• [CONSIGNE]: Réécrivez plus brièvement le paragraphe de la page ci-dessous qui commence par « Ainsi, personne ne peut », sans perdre ses idées principales.

• [PAGE]:
Ainsi, personne ne peut rester insensible à cet enjeu et nous devons tous nous intéresser et nous sentir concerné par ces problème et la connaissance qu’ils nous apporte tant bien même que les stratégies politiques peuvent plus ou moins subtilement laisser entendre le contraire.

Je vous invite donc à lire les deux articles que j’ai cité et à vous intéresser régulièrement à ce qui nous entoure, à ce qui est anodin comme ce qui ne l’est pas, à essayer de différencier, de comparer, de critiquer. J’aurai aimé développer davantage l’argumentation que je viens de vous présenter mais je ne voulais pas susciter de désintérêt en présentant une lecture longue et complexe. Cependant il est possible de me poser des questions, de me demander des précisions ou même de faire l’analyse d’autres points comme celui de la suppression de l’histoire-géographie comme je viens de le faire. Je suis entièrement disponible pour calmer cette normalisation effrénée et trop peu justifiée ainsi que pour éclairer ceux qui le souhaite de la force scientifique que possède la philosophie dans l’exercice particulier qu’elle a de la pensée. Il ne s’agit pas de vous effrayer mais d’appliquer les conseils que je me donne à moi-même, c’est-à-dire s’entre-aider et communiquer. Je crie donc simplement cette stratégie normalisatrice illégitime et prône un savoir unifié, responsable et à la porté de tous.

• [DONNÉES FOURNIES]:

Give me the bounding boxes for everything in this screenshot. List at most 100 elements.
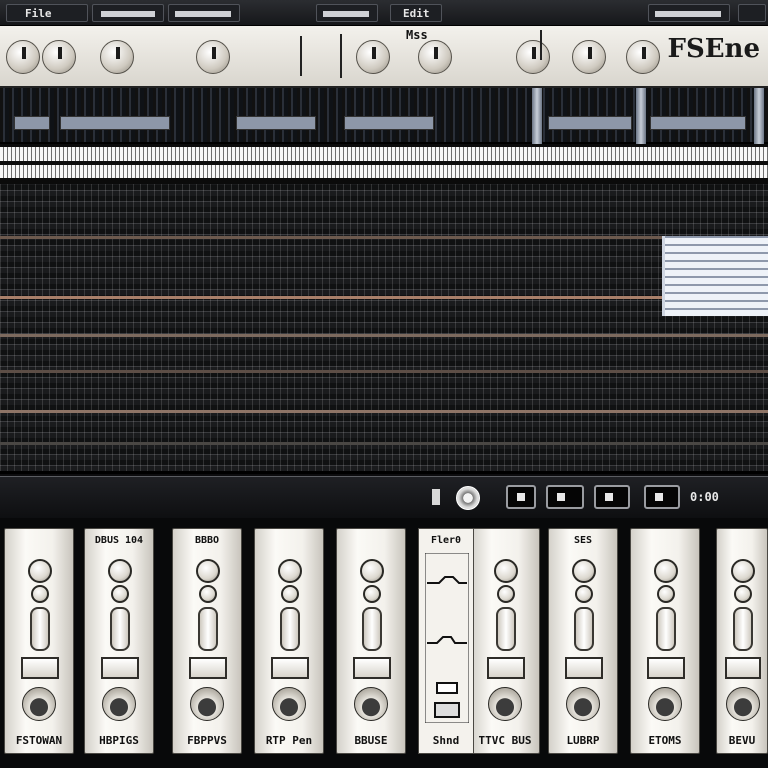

• [CORRIGÉ COMPLET]: Personne ne peut ignorer cet enjeu. Chacun doit s'intéresser à ces problèmes et au savoir qu'ils apportent, même si certaines stratégies politiques laissent entendre le contraire, plus ou moins subtilement.